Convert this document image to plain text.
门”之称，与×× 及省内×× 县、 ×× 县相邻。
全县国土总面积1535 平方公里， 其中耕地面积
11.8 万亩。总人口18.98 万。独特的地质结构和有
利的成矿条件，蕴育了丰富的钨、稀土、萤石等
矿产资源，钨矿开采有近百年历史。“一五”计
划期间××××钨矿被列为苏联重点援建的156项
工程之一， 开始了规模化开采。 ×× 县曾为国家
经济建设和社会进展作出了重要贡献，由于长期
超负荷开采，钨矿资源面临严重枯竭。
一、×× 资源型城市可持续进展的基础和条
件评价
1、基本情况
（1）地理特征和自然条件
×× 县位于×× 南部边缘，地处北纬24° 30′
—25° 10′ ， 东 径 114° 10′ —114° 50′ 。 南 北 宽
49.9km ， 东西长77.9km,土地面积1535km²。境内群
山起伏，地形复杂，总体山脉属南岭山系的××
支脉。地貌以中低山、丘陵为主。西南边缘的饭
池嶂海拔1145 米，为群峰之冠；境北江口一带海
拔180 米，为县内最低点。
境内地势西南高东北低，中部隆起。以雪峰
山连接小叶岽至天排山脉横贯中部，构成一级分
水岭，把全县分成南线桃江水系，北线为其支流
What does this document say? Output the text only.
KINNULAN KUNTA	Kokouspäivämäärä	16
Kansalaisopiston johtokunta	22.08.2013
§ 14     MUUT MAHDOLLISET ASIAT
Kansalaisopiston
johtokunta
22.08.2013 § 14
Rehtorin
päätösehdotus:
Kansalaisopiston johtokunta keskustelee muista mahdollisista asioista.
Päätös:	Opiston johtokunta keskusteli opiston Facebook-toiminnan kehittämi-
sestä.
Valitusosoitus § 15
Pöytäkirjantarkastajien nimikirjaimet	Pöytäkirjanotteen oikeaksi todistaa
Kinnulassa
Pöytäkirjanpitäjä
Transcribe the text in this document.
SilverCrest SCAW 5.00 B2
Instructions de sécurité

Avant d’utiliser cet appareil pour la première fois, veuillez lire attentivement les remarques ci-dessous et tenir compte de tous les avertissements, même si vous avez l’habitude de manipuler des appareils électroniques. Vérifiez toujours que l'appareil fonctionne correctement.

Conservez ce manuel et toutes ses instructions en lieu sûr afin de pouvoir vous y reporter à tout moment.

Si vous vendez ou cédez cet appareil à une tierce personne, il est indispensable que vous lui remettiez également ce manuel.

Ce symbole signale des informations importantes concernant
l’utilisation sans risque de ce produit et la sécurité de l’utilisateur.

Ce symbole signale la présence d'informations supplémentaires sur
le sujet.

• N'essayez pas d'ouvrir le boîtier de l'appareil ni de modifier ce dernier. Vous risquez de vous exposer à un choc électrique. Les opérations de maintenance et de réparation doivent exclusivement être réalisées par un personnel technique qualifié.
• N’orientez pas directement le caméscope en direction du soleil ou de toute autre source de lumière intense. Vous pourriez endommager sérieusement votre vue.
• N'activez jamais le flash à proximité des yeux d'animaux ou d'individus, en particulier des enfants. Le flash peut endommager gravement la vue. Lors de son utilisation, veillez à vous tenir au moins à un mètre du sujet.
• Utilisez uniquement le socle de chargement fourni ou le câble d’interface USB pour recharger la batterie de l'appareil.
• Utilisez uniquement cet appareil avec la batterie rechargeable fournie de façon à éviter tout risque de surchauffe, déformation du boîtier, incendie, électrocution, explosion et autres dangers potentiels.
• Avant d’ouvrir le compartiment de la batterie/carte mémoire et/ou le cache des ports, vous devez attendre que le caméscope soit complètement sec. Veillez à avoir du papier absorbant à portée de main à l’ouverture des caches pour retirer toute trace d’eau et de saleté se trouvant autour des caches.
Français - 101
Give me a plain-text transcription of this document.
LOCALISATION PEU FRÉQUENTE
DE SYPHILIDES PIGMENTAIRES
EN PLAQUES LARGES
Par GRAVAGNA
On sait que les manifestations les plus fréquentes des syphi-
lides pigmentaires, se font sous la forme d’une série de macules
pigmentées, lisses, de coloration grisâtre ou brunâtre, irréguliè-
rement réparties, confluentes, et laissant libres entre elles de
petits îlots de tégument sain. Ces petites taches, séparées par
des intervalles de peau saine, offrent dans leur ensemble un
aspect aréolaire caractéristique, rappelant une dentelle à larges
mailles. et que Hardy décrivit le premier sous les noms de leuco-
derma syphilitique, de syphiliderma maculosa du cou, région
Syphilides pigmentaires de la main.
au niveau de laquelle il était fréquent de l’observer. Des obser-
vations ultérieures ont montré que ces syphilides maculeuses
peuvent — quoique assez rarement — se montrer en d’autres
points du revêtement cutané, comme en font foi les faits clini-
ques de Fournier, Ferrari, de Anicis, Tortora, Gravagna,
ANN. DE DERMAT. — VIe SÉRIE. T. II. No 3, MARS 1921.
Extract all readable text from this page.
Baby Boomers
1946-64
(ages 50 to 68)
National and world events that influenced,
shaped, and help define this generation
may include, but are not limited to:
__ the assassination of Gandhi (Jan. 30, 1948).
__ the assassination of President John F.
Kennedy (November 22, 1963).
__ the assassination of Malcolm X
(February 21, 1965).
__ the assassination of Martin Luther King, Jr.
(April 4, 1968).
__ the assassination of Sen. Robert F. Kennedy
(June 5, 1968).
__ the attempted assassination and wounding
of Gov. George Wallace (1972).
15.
::::::::
- What is being asked -
Restate the whole listing exactly, leaving out nothing.

- Completed exercise -
Convert this document image to plain text.
门”之称，与×× 及省内×× 县、 ×× 县相邻。
全县国土总面积1535 平方公里， 其中耕地面积
11.8 万亩。总人口18.98 万。独特的地质结构和有
利的成矿条件，蕴育了丰富的钨、稀土、萤石等
矿产资源，钨矿开采有近百年历史。“一五”计
划期间××××钨矿被列为苏联重点援建的156项
工程之一， 开始了规模化开采。 ×× 县曾为国家
经济建设和社会进展作出了重要贡献，由于长期
超负荷开采，钨矿资源面临严重枯竭。
一、×× 资源型城市可持续进展的基础和条
件评价
1、基本情况
（1）地理特征和自然条件
×× 县位于×× 南部边缘，地处北纬24° 30′
—25° 10′ ， 东 径 114° 10′ —114° 50′ 。 南 北 宽
49.9km ， 东西长77.9km,土地面积1535km²。境内群
山起伏，地形复杂，总体山脉属南岭山系的××
支脉。地貌以中低山、丘陵为主。西南边缘的饭
池嶂海拔1145 米，为群峰之冠；境北江口一带海
拔180 米，为县内最低点。
境内地势西南高东北低，中部隆起。以雪峰
山连接小叶岽至天排山脉横贯中部，构成一级分
水岭，把全县分成南线桃江水系，北线为其支流
What does this document say? Output the text only.
KINNULAN KUNTA	Kokouspäivämäärä	16
Kansalaisopiston johtokunta	22.08.2013
§ 14     MUUT MAHDOLLISET ASIAT
Kansalaisopiston
johtokunta
22.08.2013 § 14
Rehtorin
päätösehdotus:
Kansalaisopiston johtokunta keskustelee muista mahdollisista asioista.
Päätös:	Opiston johtokunta keskusteli opiston Facebook-toiminnan kehittämi-
sestä.
Valitusosoitus § 15
Pöytäkirjantarkastajien nimikirjaimet	Pöytäkirjanotteen oikeaksi todistaa
Kinnulassa
Pöytäkirjanpitäjä
Transcribe the text in this document.
SilverCrest SCAW 5.00 B2
Instructions de sécurité

Avant d’utiliser cet appareil pour la première fois, veuillez lire attentivement les remarques ci-dessous et tenir compte de tous les avertissements, même si vous avez l’habitude de manipuler des appareils électroniques. Vérifiez toujours que l'appareil fonctionne correctement.

Conservez ce manuel et toutes ses instructions en lieu sûr afin de pouvoir vous y reporter à tout moment.

Si vous vendez ou cédez cet appareil à une tierce personne, il est indispensable que vous lui remettiez également ce manuel.

Ce symbole signale des informations importantes concernant
l’utilisation sans risque de ce produit et la sécurité de l’utilisateur.

Ce symbole signale la présence d'informations supplémentaires sur
le sujet.

• N'essayez pas d'ouvrir le boîtier de l'appareil ni de modifier ce dernier. Vous risquez de vous exposer à un choc électrique. Les opérations de maintenance et de réparation doivent exclusivement être réalisées par un personnel technique qualifié.
• N’orientez pas directement le caméscope en direction du soleil ou de toute autre source de lumière intense. Vous pourriez endommager sérieusement votre vue.
• N'activez jamais le flash à proximité des yeux d'animaux ou d'individus, en particulier des enfants. Le flash peut endommager gravement la vue. Lors de son utilisation, veillez à vous tenir au moins à un mètre du sujet.
• Utilisez uniquement le socle de chargement fourni ou le câble d’interface USB pour recharger la batterie de l'appareil.
• Utilisez uniquement cet appareil avec la batterie rechargeable fournie de façon à éviter tout risque de surchauffe, déformation du boîtier, incendie, électrocution, explosion et autres dangers potentiels.
• Avant d’ouvrir le compartiment de la batterie/carte mémoire et/ou le cache des ports, vous devez attendre que le caméscope soit complètement sec. Veillez à avoir du papier absorbant à portée de main à l’ouverture des caches pour retirer toute trace d’eau et de saleté se trouvant autour des caches.
Français - 101
Give me a plain-text transcription of this document.
LOCALISATION PEU FRÉQUENTE
DE SYPHILIDES PIGMENTAIRES
EN PLAQUES LARGES
Par GRAVAGNA
On sait que les manifestations les plus fréquentes des syphi-
lides pigmentaires, se font sous la forme d’une série de macules
pigmentées, lisses, de coloration grisâtre ou brunâtre, irréguliè-
rement réparties, confluentes, et laissant libres entre elles de
petits îlots de tégument sain. Ces petites taches, séparées par
des intervalles de peau saine, offrent dans leur ensemble un
aspect aréolaire caractéristique, rappelant une dentelle à larges
mailles. et que Hardy décrivit le premier sous les noms de leuco-
derma syphilitique, de syphiliderma maculosa du cou, région
Syphilides pigmentaires de la main.
au niveau de laquelle il était fréquent de l’observer. Des obser-
vations ultérieures ont montré que ces syphilides maculeuses
peuvent — quoique assez rarement — se montrer en d’autres
points du revêtement cutané, comme en font foi les faits clini-
ques de Fournier, Ferrari, de Anicis, Tortora, Gravagna,
ANN. DE DERMAT. — VIe SÉRIE. T. II. No 3, MARS 1921.
Extract all readable text from this page.
Baby Boomers
1946-64
(ages 50 to 68)
National and world events that influenced,
shaped, and help define this generation
may include, but are not limited to:
__ the assassination of Gandhi (Jan. 30, 1948).
__ the assassination of President John F.
Kennedy (November 22, 1963).
__ the assassination of Malcolm X
(February 21, 1965).
__ the assassination of Martin Luther King, Jr.
(April 4, 1968).
__ the assassination of Sen. Robert F. Kennedy
(June 5, 1968).
__ the attempted assassination and wounding
of Gov. George Wallace (1972).
15.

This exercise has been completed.